Task to complete
In the material below, list every line carrying the string "text".

Records to process
======

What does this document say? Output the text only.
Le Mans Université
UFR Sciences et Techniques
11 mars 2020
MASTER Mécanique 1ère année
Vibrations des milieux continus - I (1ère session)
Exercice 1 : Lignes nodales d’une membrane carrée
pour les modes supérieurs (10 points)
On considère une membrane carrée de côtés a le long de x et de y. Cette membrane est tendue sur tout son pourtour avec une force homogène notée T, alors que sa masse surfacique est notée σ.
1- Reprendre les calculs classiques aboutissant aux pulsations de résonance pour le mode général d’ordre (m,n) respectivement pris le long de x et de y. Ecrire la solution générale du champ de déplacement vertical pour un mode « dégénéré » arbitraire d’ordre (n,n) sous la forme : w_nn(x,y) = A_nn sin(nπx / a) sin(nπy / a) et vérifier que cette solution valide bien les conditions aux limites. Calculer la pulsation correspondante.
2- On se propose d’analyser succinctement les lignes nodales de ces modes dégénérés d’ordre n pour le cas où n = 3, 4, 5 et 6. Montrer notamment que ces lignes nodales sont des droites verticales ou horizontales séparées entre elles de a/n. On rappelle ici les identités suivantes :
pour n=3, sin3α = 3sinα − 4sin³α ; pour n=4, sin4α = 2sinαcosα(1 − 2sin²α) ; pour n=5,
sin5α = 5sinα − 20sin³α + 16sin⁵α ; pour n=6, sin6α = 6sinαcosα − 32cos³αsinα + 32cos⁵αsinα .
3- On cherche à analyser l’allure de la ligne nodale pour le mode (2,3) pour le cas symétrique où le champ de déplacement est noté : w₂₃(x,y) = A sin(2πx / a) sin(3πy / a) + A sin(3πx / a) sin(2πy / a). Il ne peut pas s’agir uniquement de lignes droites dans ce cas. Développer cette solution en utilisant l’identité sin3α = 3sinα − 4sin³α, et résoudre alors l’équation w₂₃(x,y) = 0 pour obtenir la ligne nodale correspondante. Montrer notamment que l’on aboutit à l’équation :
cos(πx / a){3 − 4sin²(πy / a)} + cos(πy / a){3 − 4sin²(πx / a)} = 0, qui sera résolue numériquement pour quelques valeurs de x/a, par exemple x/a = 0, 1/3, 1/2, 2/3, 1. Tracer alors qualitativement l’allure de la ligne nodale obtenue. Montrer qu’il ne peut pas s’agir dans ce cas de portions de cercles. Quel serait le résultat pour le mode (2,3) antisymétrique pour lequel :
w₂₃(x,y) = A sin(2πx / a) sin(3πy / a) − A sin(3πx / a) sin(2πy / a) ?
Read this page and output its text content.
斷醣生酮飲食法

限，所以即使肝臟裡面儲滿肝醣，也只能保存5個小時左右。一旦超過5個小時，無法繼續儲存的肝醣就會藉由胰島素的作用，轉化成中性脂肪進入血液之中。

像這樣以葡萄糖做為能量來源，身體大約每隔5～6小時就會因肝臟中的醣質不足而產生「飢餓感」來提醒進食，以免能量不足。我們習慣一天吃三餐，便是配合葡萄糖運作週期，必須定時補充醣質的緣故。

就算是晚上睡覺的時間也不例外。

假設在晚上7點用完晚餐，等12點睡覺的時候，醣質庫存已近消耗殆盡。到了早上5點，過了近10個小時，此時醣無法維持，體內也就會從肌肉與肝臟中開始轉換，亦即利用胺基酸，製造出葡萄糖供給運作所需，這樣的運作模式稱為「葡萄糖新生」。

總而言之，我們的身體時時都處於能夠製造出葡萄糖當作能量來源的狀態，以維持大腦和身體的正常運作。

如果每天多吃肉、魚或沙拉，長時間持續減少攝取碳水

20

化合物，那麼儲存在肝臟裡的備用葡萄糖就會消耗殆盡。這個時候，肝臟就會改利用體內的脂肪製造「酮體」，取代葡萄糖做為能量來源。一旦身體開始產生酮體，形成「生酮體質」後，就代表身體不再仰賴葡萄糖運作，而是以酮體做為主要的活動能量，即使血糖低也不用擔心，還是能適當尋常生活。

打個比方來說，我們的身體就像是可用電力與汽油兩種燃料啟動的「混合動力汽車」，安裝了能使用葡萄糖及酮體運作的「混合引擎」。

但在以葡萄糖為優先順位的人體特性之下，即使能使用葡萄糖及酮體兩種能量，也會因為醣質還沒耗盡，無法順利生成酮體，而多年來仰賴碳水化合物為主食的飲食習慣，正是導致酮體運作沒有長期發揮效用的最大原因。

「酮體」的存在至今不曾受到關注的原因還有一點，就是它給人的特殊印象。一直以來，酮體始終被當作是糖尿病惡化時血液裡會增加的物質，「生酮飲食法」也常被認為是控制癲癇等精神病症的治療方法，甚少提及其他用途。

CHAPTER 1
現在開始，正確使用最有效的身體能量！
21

======

Complete response
What does this document say? Output the text only.
Read this page and output its text content.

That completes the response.